- _PROBLEM_
Which lines in the records below contain the word "screenshot"? Copy each one out.

- _DATA TO PROCESS_
+--
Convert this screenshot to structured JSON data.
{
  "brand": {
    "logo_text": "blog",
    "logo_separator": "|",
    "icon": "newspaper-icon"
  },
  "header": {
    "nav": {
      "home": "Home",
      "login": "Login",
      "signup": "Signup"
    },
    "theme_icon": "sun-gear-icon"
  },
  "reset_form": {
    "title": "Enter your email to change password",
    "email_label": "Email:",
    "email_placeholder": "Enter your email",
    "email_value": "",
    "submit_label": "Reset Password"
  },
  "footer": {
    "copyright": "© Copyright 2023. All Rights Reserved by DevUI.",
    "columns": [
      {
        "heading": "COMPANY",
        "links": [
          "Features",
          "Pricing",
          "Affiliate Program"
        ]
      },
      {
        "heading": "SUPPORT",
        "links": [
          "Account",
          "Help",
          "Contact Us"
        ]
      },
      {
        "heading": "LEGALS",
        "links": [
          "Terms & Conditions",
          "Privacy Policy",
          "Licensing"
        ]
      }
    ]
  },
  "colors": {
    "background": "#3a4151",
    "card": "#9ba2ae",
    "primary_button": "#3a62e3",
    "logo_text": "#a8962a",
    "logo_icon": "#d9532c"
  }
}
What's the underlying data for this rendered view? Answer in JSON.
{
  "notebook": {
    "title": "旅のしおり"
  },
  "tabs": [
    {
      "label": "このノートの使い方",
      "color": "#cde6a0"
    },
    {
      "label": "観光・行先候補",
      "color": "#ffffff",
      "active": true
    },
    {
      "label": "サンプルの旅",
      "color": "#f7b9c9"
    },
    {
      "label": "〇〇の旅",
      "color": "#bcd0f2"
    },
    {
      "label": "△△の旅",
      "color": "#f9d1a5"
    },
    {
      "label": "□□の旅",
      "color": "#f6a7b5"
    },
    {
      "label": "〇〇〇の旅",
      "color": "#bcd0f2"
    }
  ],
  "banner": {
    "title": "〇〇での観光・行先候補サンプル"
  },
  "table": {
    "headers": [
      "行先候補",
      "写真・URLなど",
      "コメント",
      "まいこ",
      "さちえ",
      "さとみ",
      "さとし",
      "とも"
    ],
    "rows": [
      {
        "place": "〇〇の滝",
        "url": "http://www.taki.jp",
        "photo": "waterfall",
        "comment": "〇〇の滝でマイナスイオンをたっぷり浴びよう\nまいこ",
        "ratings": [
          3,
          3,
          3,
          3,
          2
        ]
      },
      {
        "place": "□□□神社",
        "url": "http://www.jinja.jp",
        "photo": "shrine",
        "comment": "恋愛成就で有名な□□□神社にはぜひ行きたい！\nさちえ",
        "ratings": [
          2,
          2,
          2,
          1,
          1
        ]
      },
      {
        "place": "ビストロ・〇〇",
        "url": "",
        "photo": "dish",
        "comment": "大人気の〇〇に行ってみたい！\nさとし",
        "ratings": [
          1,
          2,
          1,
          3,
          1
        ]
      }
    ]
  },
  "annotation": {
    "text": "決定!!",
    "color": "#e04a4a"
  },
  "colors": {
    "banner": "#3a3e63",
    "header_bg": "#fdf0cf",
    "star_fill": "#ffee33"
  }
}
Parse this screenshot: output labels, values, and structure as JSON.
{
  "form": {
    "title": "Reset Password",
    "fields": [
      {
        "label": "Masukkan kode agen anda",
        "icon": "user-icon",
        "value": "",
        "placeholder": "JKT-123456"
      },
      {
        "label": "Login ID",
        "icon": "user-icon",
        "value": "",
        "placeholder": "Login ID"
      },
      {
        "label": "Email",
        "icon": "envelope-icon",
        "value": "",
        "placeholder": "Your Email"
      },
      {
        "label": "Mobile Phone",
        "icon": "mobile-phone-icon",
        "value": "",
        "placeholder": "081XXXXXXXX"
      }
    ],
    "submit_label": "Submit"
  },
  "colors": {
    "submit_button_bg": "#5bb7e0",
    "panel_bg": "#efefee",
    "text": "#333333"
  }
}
+--
- _FINAL RESULT_
Convert this screenshot to structured JSON data.
Parse this screenshot: output labels, values, and structure as JSON.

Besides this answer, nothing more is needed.